*What needs to be done*
Everything in the listing should be restated word for word.
--- BEGIN ---
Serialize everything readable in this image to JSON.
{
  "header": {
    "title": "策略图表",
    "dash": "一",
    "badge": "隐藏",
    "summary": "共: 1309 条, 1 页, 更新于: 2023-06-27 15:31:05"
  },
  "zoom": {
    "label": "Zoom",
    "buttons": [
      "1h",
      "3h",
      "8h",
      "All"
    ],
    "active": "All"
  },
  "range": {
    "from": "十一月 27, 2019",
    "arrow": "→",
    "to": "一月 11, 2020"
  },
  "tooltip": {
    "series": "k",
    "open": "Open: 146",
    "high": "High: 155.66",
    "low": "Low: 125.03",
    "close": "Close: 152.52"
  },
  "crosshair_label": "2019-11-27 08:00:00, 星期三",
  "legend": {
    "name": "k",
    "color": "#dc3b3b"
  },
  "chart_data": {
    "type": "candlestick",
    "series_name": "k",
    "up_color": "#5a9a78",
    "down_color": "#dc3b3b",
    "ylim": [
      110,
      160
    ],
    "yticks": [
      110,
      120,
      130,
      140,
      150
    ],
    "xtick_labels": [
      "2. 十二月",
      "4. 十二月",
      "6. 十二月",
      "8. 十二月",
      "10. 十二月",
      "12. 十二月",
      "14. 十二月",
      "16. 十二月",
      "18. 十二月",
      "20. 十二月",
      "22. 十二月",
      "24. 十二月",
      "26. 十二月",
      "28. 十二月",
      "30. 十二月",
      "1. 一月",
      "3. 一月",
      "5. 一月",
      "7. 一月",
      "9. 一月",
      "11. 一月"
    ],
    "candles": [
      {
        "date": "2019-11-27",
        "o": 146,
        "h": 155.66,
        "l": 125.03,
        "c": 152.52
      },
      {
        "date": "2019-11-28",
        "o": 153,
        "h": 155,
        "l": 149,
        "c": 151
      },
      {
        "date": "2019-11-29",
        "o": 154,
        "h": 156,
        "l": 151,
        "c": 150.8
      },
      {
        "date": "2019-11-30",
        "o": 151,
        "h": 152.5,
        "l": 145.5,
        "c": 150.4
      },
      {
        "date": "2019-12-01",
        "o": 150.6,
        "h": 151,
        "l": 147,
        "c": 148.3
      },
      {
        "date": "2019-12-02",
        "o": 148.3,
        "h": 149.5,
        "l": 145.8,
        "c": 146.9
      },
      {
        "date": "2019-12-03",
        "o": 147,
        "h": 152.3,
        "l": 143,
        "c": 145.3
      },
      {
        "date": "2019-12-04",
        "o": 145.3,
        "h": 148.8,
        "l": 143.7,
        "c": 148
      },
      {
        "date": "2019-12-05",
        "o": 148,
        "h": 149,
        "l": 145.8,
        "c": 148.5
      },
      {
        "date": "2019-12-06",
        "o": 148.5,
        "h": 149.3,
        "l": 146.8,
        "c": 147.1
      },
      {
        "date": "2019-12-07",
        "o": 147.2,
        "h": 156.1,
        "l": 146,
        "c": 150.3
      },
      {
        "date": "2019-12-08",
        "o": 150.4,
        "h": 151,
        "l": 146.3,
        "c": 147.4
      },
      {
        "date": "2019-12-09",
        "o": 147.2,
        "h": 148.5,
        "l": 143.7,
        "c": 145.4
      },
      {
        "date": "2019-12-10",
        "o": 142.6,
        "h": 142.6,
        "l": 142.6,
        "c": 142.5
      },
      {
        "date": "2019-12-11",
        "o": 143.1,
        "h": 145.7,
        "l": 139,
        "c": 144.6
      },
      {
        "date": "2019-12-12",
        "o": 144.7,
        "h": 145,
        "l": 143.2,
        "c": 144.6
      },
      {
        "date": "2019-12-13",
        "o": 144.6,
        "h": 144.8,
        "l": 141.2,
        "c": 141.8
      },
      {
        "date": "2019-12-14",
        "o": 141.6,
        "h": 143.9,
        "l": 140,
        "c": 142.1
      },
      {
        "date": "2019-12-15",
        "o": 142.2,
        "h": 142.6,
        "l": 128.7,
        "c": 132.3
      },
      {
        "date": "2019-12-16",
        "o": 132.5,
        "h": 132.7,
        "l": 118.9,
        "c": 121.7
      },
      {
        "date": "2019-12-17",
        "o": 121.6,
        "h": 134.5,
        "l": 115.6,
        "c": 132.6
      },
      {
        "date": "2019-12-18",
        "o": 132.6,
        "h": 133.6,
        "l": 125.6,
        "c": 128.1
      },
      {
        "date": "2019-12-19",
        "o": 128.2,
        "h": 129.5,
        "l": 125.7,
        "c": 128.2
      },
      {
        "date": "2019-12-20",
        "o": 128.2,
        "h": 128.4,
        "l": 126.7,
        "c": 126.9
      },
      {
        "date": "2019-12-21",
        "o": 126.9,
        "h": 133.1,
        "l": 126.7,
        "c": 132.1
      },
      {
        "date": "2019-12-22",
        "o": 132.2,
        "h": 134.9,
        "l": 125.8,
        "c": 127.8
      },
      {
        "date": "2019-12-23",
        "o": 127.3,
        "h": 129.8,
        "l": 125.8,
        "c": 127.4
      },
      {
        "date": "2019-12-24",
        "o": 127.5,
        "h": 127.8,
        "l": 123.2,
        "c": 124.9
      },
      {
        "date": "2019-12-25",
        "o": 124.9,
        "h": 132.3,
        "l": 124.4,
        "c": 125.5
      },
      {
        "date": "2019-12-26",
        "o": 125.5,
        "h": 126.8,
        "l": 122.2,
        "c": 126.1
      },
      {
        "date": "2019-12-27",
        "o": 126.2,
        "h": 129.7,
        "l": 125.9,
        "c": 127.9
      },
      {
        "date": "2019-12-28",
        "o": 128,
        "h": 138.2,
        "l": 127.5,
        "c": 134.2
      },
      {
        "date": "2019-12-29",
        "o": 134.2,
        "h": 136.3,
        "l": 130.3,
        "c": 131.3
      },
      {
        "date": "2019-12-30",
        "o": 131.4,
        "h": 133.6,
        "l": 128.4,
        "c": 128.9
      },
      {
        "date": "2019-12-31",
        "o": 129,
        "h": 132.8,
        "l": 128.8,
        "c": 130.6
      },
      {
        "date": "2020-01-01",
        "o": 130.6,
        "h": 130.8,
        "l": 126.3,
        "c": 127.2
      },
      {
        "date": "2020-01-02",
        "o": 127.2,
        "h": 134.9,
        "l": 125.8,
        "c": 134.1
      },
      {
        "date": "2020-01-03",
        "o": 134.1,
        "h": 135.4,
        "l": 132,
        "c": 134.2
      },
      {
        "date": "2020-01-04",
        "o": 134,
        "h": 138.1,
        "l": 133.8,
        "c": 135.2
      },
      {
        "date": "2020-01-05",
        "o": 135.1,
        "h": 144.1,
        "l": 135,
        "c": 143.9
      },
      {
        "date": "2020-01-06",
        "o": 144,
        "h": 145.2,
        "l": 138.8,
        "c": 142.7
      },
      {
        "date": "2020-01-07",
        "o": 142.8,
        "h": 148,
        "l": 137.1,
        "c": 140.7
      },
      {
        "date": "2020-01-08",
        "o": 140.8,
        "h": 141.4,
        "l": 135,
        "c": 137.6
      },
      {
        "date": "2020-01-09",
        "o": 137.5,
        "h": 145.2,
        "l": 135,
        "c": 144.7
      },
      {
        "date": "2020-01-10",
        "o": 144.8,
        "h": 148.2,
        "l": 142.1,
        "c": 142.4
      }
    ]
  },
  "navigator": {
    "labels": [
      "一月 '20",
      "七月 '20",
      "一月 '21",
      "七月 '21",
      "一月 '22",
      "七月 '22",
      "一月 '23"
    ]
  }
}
--- END ---
*Exercise response*
Serialize everything readable in this image to JSON.
{
  "header": {
    "title": "策略图表",
    "dash": "一",
    "badge": "隐藏",
    "summary": "共: 1309 条, 1 页, 更新于: 2023-06-27 15:31:05"
  },
  "zoom": {
    "label": "Zoom",
    "buttons": [
      "1h",
      "3h",
      "8h",
      "All"
    ],
    "active": "All"
  },
  "range": {
    "from": "十一月 27, 2019",
    "arrow": "→",
    "to": "一月 11, 2020"
  },
  "tooltip": {
    "series": "k",
    "open": "Open: 146",
    "high": "High: 155.66",
    "low": "Low: 125.03",
    "close": "Close: 152.52"
  },
  "crosshair_label": "2019-11-27 08:00:00, 星期三",
  "legend": {
    "name": "k",
    "color": "#dc3b3b"
  },
  "chart_data": {
    "type": "candlestick",
    "series_name": "k",
    "up_color": "#5a9a78",
    "down_color": "#dc3b3b",
    "ylim": [
      110,
      160
    ],
    "yticks": [
      110,
      120,
      130,
      140,
      150
    ],
    "xtick_labels": [
      "2. 十二月",
      "4. 十二月",
      "6. 十二月",
      "8. 十二月",
      "10. 十二月",
      "12. 十二月",
      "14. 十二月",
      "16. 十二月",
      "18. 十二月",
      "20. 十二月",
      "22. 十二月",
      "24. 十二月",
      "26. 十二月",
      "28. 十二月",
      "30. 十二月",
      "1. 一月",
      "3. 一月",
      "5. 一月",
      "7. 一月",
      "9. 一月",
      "11. 一月"
    ],
    "candles": [
      {
        "date": "2019-11-27",
        "o": 146,
        "h": 155.66,
        "l": 125.03,
        "c": 152.52
      },
      {
        "date": "2019-11-28",
        "o": 153,
        "h": 155,
        "l": 149,
        "c": 151
      },
      {
        "date": "2019-11-29",
        "o": 154,
        "h": 156,
        "l": 151,
        "c": 150.8
      },
      {
        "date": "2019-11-30",
        "o": 151,
        "h": 152.5,
        "l": 145.5,
        "c": 150.4
      },
      {
        "date": "2019-12-01",
        "o": 150.6,
        "h": 151,
        "l": 147,
        "c": 148.3
      },
      {
        "date": "2019-12-02",
        "o": 148.3,
        "h": 149.5,
        "l": 145.8,
        "c": 146.9
      },
      {
        "date": "2019-12-03",
        "o": 147,
        "h": 152.3,
        "l": 143,
        "c": 145.3
      },
      {
        "date": "2019-12-04",
        "o": 145.3,
        "h": 148.8,
        "l": 143.7,
        "c": 148
      },
      {
        "date": "2019-12-05",
        "o": 148,
        "h": 149,
        "l": 145.8,
        "c": 148.5
      },
      {
        "date": "2019-12-06",
        "o": 148.5,
        "h": 149.3,
        "l": 146.8,
        "c": 147.1
      },
      {
        "date": "2019-12-07",
        "o": 147.2,
        "h": 156.1,
        "l": 146,
        "c": 150.3
      },
      {
        "date": "2019-12-08",
        "o": 150.4,
        "h": 151,
        "l": 146.3,
        "c": 147.4
      },
      {
        "date": "2019-12-09",
        "o": 147.2,
        "h": 148.5,
        "l": 143.7,
        "c": 145.4
      },
      {
        "date": "2019-12-10",
        "o": 142.6,
        "h": 142.6,
        "l": 142.6,
        "c": 142.5
      },
      {
        "date": "2019-12-11",
        "o": 143.1,
        "h": 145.7,
        "l": 139,
        "c": 144.6
      },
      {
        "date": "2019-12-12",
        "o": 144.7,
        "h": 145,
        "l": 143.2,
        "c": 144.6
      },
      {
        "date": "2019-12-13",
        "o": 144.6,
        "h": 144.8,
        "l": 141.2,
        "c": 141.8
      },
      {
        "date": "2019-12-14",
        "o": 141.6,
        "h": 143.9,
        "l": 140,
        "c": 142.1
      },
      {
        "date": "2019-12-15",
        "o": 142.2,
        "h": 142.6,
        "l": 128.7,
        "c": 132.3
      },
      {
        "date": "2019-12-16",
        "o": 132.5,
        "h": 132.7,
        "l": 118.9,
        "c": 121.7
      },
      {
        "date": "2019-12-17",
        "o": 121.6,
        "h": 134.5,
        "l": 115.6,
        "c": 132.6
      },
      {
        "date": "2019-12-18",
        "o": 132.6,
        "h": 133.6,
        "l": 125.6,
        "c": 128.1
      },
      {
        "date": "2019-12-19",
        "o": 128.2,
        "h": 129.5,
        "l": 125.7,
        "c": 128.2
      },
      {
        "date": "2019-12-20",
        "o": 128.2,
        "h": 128.4,
        "l": 126.7,
        "c": 126.9
      },
      {
        "date": "2019-12-21",
        "o": 126.9,
        "h": 133.1,
        "l": 126.7,
        "c": 132.1
      },
      {
        "date": "2019-12-22",
        "o": 132.2,
        "h": 134.9,
        "l": 125.8,
        "c": 127.8
      },
      {
        "date": "2019-12-23",
        "o": 127.3,
        "h": 129.8,
        "l": 125.8,
        "c": 127.4
      },
      {
        "date": "2019-12-24",
        "o": 127.5,
        "h": 127.8,
        "l": 123.2,
        "c": 124.9
      },
      {
        "date": "2019-12-25",
        "o": 124.9,
        "h": 132.3,
        "l": 124.4,
        "c": 125.5
      },
      {
        "date": "2019-12-26",
        "o": 125.5,
        "h": 126.8,
        "l": 122.2,
        "c": 126.1
      },
      {
        "date": "2019-12-27",
        "o": 126.2,
        "h": 129.7,
        "l": 125.9,
        "c": 127.9
      },
      {
        "date": "2019-12-28",
        "o": 128,
        "h": 138.2,
        "l": 127.5,
        "c": 134.2
      },
      {
        "date": "2019-12-29",
        "o": 134.2,
        "h": 136.3,
        "l": 130.3,
        "c": 131.3
      },
      {
        "date": "2019-12-30",
        "o": 131.4,
        "h": 133.6,
        "l": 128.4,
        "c": 128.9
      },
      {
        "date": "2019-12-31",
        "o": 129,
        "h": 132.8,
        "l": 128.8,
        "c": 130.6
      },
      {
        "date": "2020-01-01",
        "o": 130.6,
        "h": 130.8,
        "l": 126.3,
        "c": 127.2
      },
      {
        "date": "2020-01-02",
        "o": 127.2,
        "h": 134.9,
        "l": 125.8,
        "c": 134.1
      },
      {
        "date": "2020-01-03",
        "o": 134.1,
        "h": 135.4,
        "l": 132,
        "c": 134.2
      },
      {
        "date": "2020-01-04",
        "o": 134,
        "h": 138.1,
        "l": 133.8,
        "c": 135.2
      },
      {
        "date": "2020-01-05",
        "o": 135.1,
        "h": 144.1,
        "l": 135,
        "c": 143.9
      },
      {
        "date": "2020-01-06",
        "o": 144,
        "h": 145.2,
        "l": 138.8,
        "c": 142.7
      },
      {
        "date": "2020-01-07",
        "o": 142.8,
        "h": 148,
        "l": 137.1,
        "c": 140.7
      },
      {
        "date": "2020-01-08",
        "o": 140.8,
        "h": 141.4,
        "l": 135,
        "c": 137.6
      },
      {
        "date": "2020-01-09",
        "o": 137.5,
        "h": 145.2,
        "l": 135,
        "c": 144.7
      },
      {
        "date": "2020-01-10",
        "o": 144.8,
        "h": 148.2,
        "l": 142.1,
        "c": 142.4
      }
    ]
  },
  "navigator": {
    "labels": [
      "一月 '20",
      "七月 '20",
      "一月 '21",
      "七月 '21",
      "一月 '22",
      "七月 '22",
      "一月 '23"
    ]
  }
}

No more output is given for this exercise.